The request -
Write out all records as given; omit images.

***

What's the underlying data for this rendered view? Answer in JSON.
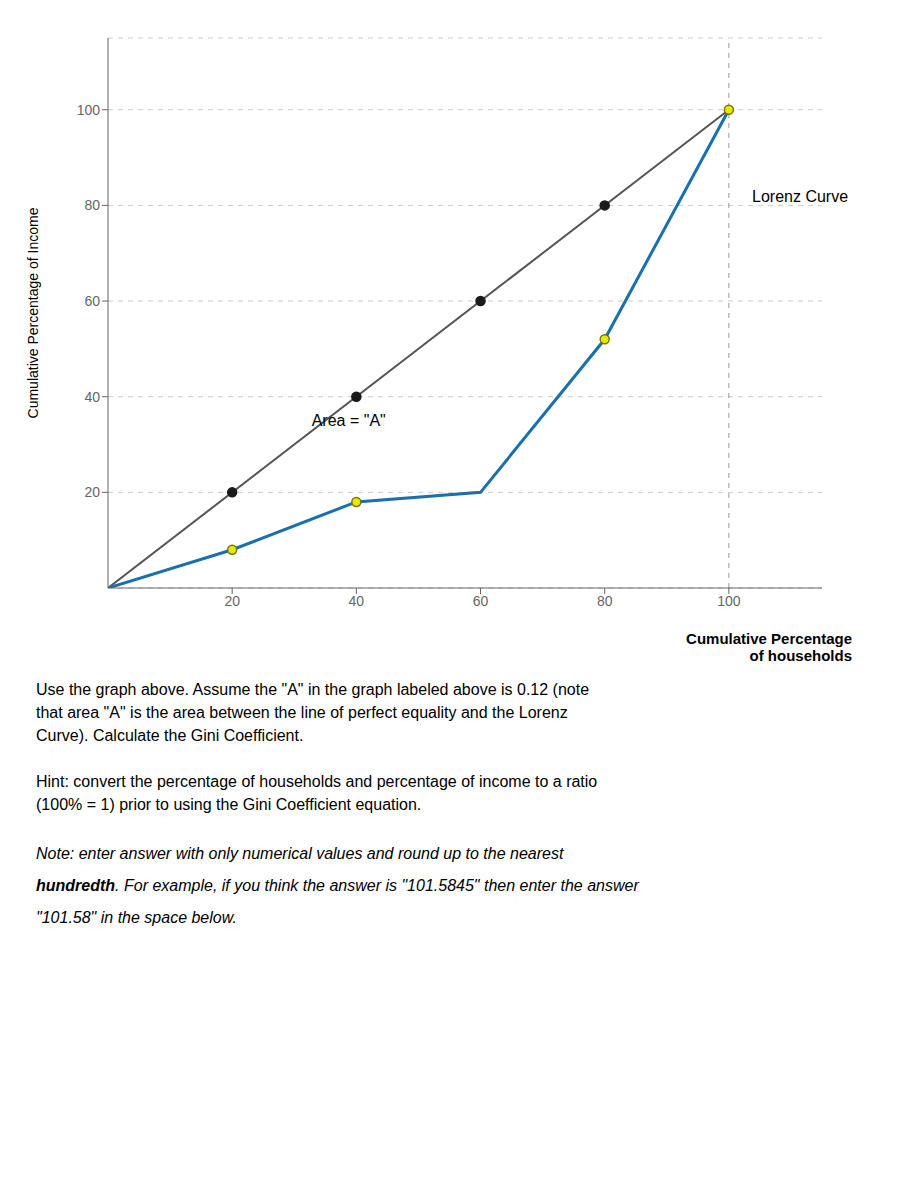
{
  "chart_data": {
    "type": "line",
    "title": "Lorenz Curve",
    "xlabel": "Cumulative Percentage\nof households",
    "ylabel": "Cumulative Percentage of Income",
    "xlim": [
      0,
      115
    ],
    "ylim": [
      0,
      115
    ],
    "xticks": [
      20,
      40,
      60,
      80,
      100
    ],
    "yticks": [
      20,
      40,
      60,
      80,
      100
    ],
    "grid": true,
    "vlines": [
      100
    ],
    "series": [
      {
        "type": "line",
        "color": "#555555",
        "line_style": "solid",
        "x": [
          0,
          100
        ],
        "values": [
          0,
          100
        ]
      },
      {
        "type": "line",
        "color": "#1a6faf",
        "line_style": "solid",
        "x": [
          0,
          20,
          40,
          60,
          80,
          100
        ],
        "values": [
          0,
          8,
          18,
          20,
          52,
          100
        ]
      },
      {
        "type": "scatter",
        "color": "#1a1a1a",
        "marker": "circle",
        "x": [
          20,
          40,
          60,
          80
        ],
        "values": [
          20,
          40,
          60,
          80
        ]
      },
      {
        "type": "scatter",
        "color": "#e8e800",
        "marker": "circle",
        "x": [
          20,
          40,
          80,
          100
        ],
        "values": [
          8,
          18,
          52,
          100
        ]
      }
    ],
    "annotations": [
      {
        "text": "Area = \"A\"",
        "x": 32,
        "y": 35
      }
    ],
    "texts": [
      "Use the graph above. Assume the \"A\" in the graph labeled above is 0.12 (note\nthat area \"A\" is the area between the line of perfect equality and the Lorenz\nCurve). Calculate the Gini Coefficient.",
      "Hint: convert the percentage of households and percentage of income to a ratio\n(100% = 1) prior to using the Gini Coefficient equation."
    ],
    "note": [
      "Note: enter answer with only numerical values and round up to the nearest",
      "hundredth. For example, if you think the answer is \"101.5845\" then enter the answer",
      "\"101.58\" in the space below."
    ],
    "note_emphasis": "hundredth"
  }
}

***

Solution to the exercise -
What's the underlying data for this rendered view? Answer in JSON.
{
  "chart_data": {
    "type": "line",
    "title": "Lorenz Curve",
    "xlabel": "Cumulative Percentage\nof households",
    "ylabel": "Cumulative Percentage of Income",
    "xlim": [
      0,
      115
    ],
    "ylim": [
      0,
      115
    ],
    "xticks": [
      20,
      40,
      60,
      80,
      100
    ],
    "yticks": [
      20,
      40,
      60,
      80,
      100
    ],
    "grid": true,
    "vlines": [
      100
    ],
    "series": [
      {
        "type": "line",
        "color": "#555555",
        "line_style": "solid",
        "x": [
          0,
          100
        ],
        "values": [
          0,
          100
        ]
      },
      {
        "type": "line",
        "color": "#1a6faf",
        "line_style": "solid",
        "x": [
          0,
          20,
          40,
          60,
          80,
          100
        ],
        "values": [
          0,
          8,
          18,
          20,
          52,
          100
        ]
      },
      {
        "type": "scatter",
        "color": "#1a1a1a",
        "marker": "circle",
        "x": [
          20,
          40,
          60,
          80
        ],
        "values": [
          20,
          40,
          60,
          80
        ]
      },
      {
        "type": "scatter",
        "color": "#e8e800",
        "marker": "circle",
        "x": [
          20,
          40,
          80,
          100
        ],
        "values": [
          8,
          18,
          52,
          100
        ]
      }
    ],
    "annotations": [
      {
        "text": "Area = \"A\"",
        "x": 32,
        "y": 35
      }
    ],
    "texts": [
      "Use the graph above. Assume the \"A\" in the graph labeled above is 0.12 (note\nthat area \"A\" is the area between the line of perfect equality and the Lorenz\nCurve). Calculate the Gini Coefficient.",
      "Hint: convert the percentage of households and percentage of income to a ratio\n(100% = 1) prior to using the Gini Coefficient equation."
    ],
    "note": [
      "Note: enter answer with only numerical values and round up to the nearest",
      "hundredth. For example, if you think the answer is \"101.5845\" then enter the answer",
      "\"101.58\" in the space below."
    ],
    "note_emphasis": "hundredth"
  }
}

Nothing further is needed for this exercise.